┌────────
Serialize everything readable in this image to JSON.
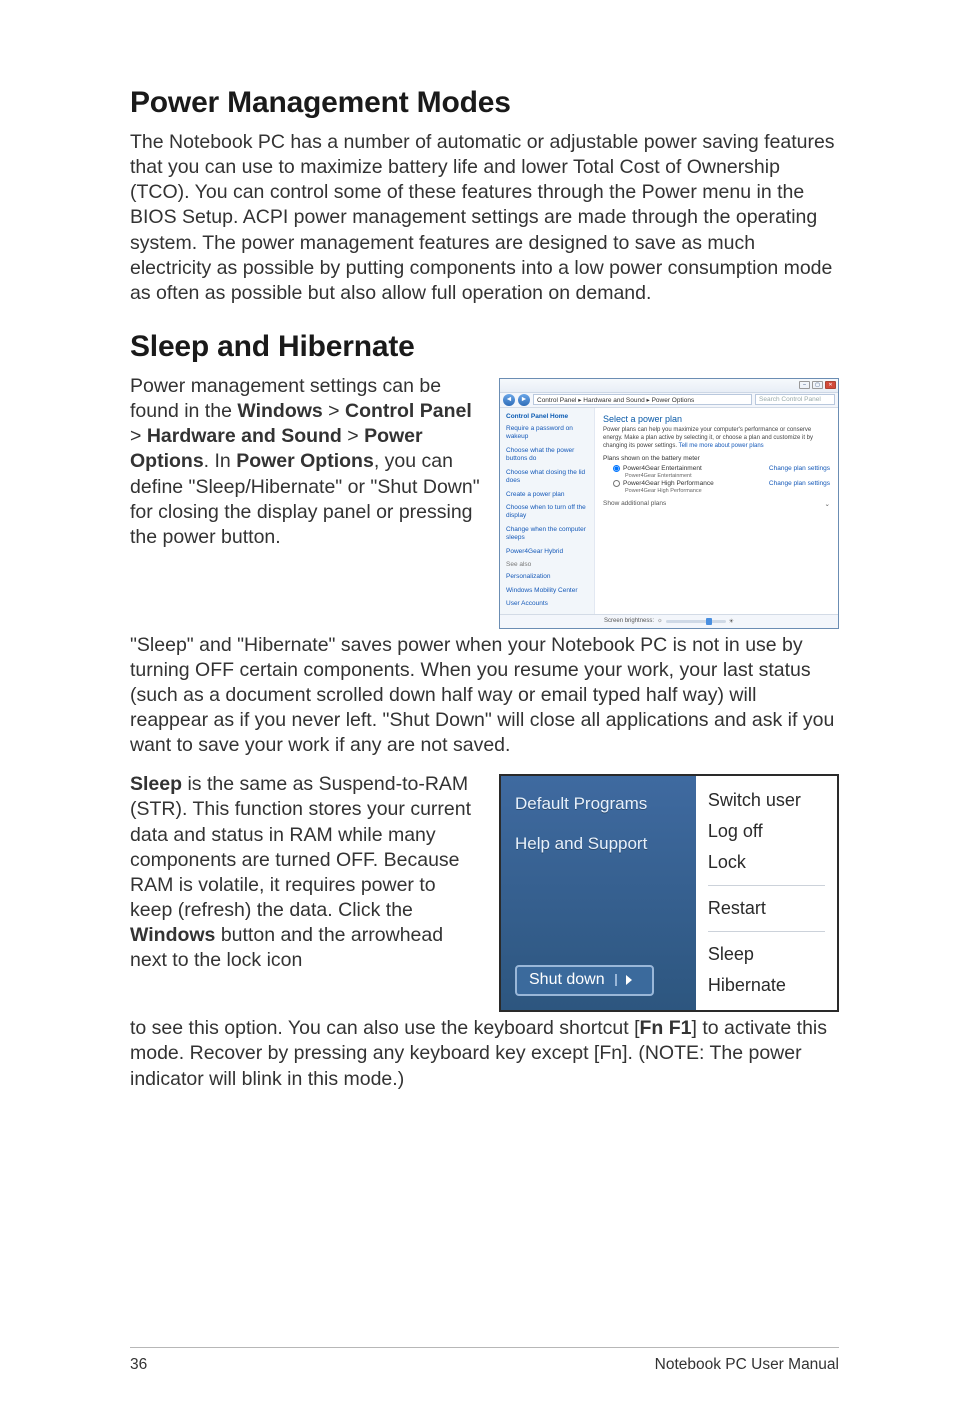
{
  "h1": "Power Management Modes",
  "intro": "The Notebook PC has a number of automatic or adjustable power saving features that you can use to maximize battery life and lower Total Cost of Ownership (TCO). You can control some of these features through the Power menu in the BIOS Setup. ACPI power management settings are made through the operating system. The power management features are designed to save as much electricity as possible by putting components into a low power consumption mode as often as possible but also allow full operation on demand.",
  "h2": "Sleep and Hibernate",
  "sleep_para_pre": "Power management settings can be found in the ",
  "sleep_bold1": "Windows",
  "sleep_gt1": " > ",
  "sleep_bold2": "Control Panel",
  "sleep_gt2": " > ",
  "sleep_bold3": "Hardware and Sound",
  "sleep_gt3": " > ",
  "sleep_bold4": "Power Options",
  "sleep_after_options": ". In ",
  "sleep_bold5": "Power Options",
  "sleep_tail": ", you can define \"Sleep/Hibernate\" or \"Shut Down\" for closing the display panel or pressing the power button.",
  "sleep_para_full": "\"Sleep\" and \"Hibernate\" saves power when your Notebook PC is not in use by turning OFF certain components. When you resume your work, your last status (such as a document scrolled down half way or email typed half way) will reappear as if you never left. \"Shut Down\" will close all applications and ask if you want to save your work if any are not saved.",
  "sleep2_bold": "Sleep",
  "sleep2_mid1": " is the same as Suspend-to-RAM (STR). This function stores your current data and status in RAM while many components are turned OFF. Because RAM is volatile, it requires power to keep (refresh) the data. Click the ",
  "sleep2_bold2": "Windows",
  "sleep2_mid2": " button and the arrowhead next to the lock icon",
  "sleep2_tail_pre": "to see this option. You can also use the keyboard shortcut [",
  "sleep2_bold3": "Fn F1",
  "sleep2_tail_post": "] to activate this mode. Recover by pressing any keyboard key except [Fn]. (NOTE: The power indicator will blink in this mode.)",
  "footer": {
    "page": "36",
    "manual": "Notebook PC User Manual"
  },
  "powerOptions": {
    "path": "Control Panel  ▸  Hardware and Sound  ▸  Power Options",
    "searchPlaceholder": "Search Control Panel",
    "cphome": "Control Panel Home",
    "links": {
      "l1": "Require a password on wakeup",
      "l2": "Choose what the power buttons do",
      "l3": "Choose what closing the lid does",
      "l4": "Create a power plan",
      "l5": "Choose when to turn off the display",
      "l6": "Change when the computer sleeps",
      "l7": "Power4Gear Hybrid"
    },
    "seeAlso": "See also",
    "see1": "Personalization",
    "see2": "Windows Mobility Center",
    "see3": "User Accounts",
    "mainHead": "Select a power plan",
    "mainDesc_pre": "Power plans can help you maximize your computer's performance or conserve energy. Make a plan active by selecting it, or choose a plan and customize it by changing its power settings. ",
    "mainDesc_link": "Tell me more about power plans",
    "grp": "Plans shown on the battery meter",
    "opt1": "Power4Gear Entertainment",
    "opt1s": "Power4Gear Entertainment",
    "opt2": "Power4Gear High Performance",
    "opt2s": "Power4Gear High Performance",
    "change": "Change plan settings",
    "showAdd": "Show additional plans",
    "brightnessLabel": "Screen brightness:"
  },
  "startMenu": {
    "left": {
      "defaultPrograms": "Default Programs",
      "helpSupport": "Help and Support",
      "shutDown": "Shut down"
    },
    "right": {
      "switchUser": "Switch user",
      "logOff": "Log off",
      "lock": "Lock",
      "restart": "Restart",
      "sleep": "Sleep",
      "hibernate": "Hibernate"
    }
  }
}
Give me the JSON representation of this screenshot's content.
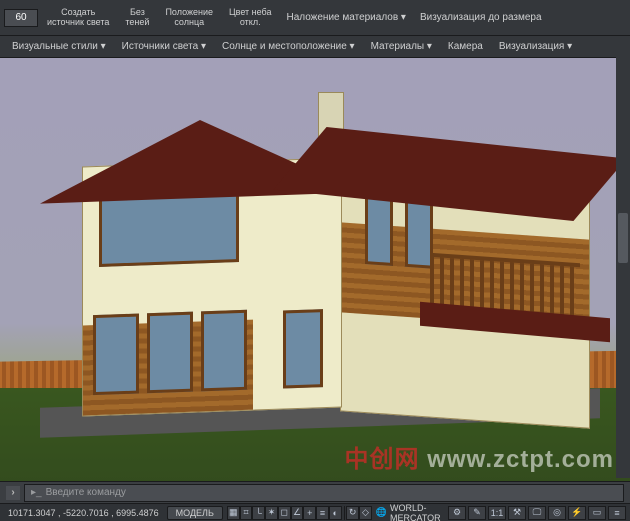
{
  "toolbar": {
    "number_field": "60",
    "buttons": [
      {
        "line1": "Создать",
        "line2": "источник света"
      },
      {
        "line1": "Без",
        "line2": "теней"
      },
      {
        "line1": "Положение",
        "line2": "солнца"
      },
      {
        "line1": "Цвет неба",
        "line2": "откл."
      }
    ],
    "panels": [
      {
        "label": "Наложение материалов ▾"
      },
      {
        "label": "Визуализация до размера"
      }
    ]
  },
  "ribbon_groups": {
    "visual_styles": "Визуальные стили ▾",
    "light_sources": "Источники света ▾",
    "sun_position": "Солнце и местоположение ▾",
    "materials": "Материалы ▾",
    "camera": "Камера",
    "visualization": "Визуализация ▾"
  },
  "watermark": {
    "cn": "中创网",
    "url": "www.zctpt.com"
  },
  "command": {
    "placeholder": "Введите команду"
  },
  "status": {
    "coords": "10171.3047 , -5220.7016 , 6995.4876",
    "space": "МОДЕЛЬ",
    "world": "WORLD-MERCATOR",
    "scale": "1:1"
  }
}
└────────
_Task requirements_. Copy every line that contains the string "pressing".

_Output_.
  "sleep_tail": ", you can define \"Sleep/Hibernate\" or \"Shut Down\" for closing the display panel or pressing the power button.",
  "sleep2_tail_post": "] to activate this mode. Recover by pressing any keyboard key except [Fn]. (NOTE: The power indicator will blink in this mode.)",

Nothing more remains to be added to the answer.